● Your instructions
Count how many lines contain the word "placeholder". Respond with the number alone.

— start of Data for this exercise —

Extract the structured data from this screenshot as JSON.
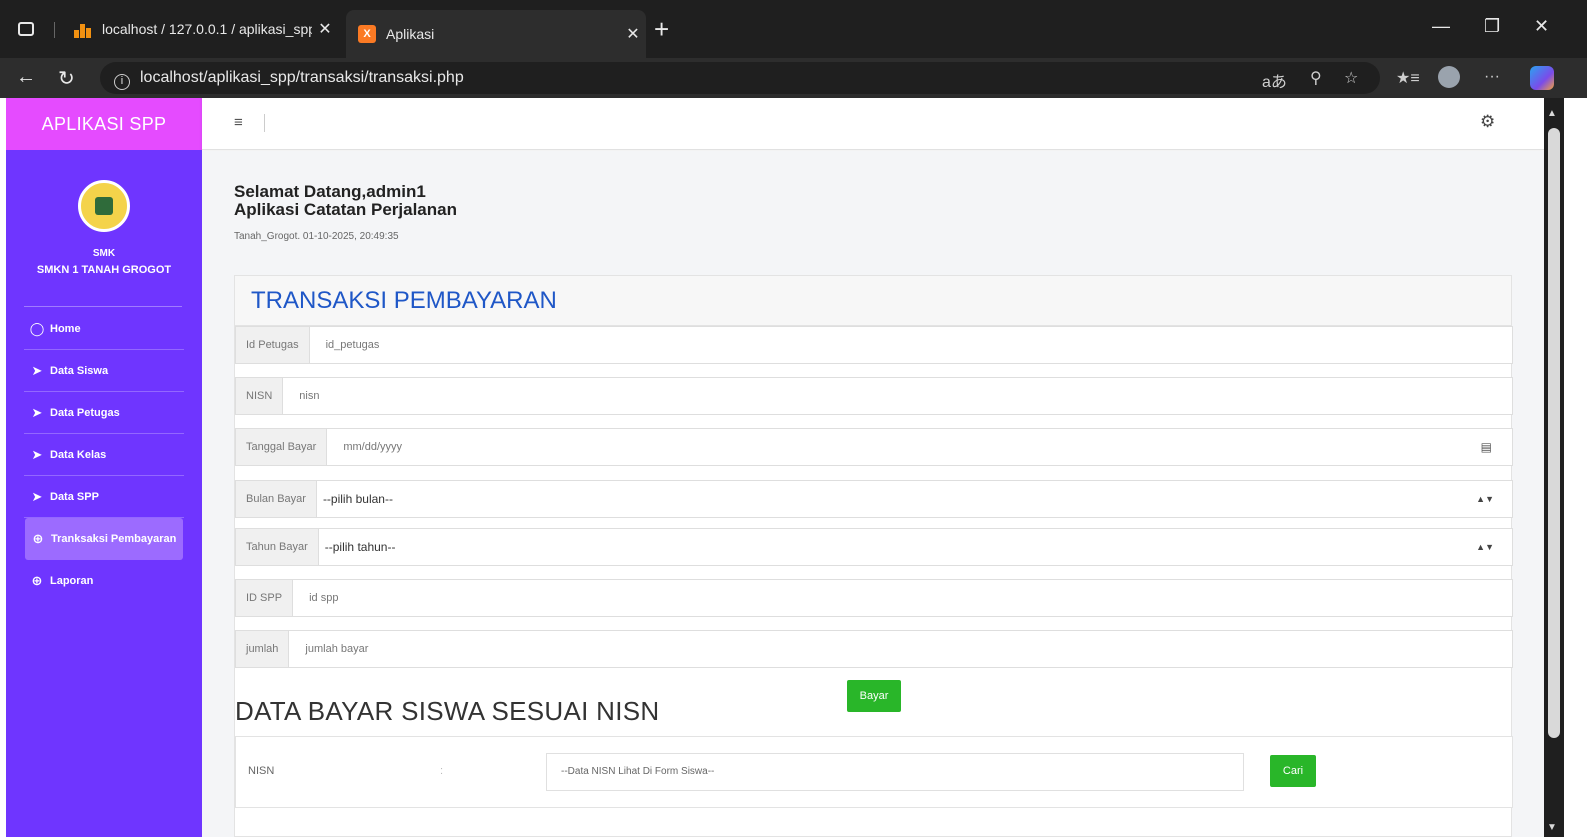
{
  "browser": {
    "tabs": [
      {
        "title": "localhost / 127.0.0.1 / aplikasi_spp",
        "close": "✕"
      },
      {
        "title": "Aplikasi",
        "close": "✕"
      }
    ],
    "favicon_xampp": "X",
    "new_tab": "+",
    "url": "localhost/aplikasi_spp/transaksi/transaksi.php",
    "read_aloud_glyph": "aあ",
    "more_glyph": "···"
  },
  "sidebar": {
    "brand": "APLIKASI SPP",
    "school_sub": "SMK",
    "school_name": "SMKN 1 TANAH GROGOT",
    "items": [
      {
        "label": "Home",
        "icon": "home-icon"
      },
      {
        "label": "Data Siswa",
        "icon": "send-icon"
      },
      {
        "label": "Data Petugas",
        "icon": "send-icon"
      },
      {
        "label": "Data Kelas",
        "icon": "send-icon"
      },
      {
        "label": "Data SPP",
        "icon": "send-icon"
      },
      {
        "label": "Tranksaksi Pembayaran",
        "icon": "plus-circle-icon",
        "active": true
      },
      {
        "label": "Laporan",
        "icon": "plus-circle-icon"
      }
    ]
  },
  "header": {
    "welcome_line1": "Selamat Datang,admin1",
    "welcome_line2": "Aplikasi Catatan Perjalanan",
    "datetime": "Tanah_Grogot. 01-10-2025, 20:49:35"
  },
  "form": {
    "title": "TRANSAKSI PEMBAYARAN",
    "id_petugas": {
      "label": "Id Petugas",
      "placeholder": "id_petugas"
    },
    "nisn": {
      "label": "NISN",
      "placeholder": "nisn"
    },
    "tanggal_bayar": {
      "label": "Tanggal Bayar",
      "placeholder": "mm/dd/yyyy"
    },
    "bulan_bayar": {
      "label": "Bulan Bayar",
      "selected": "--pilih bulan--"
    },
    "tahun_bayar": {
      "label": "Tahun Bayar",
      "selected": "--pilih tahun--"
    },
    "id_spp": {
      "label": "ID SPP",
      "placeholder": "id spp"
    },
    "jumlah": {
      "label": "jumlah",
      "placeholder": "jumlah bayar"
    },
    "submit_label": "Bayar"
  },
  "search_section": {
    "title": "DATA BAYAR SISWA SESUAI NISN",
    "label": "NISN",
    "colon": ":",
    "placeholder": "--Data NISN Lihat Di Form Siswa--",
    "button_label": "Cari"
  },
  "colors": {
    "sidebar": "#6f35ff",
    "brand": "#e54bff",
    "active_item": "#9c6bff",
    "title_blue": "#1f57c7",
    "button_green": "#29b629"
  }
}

— end of Data for this exercise —
— start of Data for this exercise —

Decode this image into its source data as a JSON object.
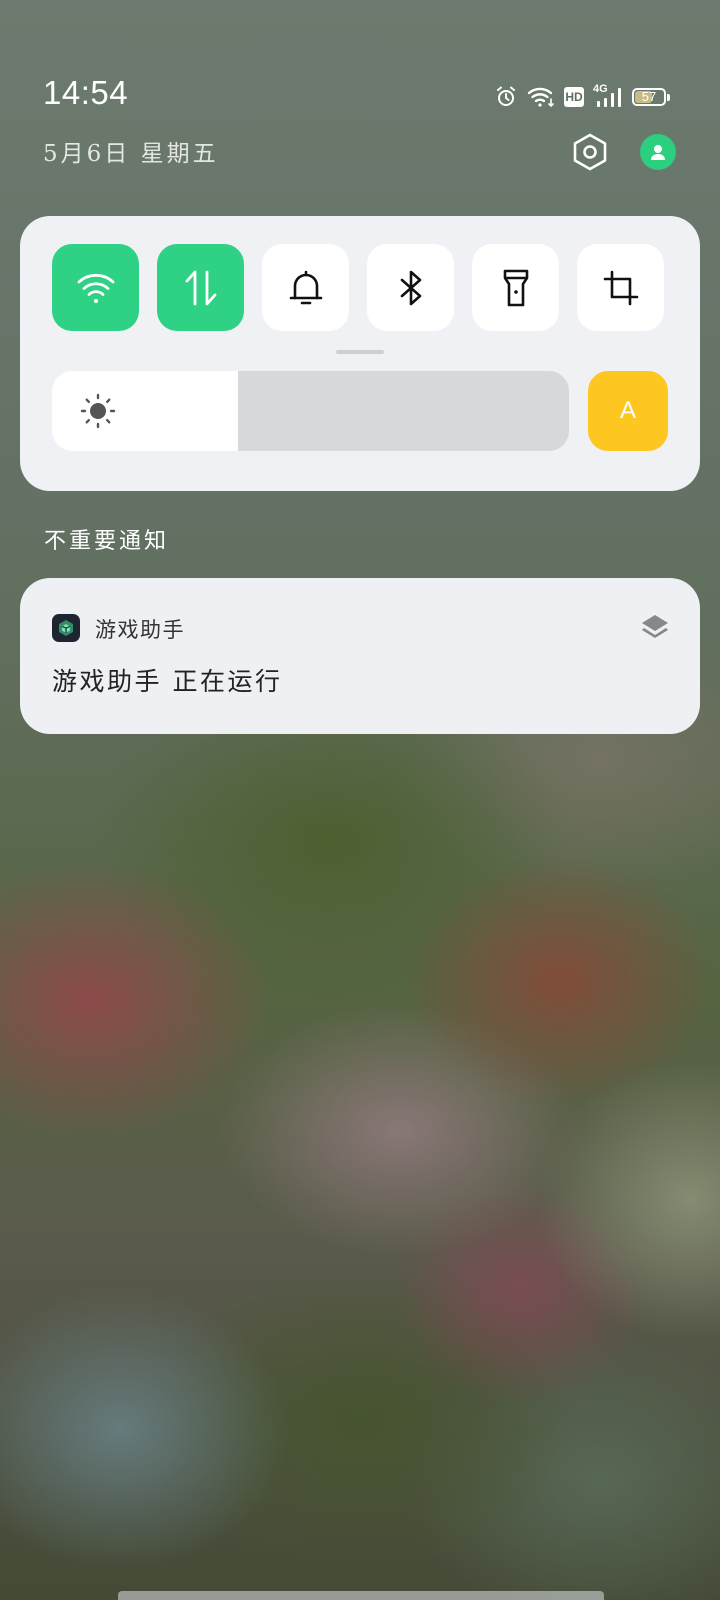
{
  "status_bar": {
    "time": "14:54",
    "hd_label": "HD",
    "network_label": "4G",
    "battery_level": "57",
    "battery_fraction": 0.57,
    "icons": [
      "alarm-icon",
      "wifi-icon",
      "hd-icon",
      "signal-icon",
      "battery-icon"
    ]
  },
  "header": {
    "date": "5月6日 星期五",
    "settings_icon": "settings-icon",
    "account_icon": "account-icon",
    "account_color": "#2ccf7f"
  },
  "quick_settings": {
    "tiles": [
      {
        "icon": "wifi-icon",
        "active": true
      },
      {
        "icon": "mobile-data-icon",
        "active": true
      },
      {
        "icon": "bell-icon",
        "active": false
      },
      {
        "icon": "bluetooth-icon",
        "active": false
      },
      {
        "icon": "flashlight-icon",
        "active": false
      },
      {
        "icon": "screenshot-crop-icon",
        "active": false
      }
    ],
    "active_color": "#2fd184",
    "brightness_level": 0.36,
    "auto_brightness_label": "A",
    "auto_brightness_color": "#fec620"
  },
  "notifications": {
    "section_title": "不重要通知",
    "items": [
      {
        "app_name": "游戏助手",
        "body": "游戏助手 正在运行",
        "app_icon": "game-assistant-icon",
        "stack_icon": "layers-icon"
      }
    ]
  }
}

— end of Data for this exercise —

● Exercise response
6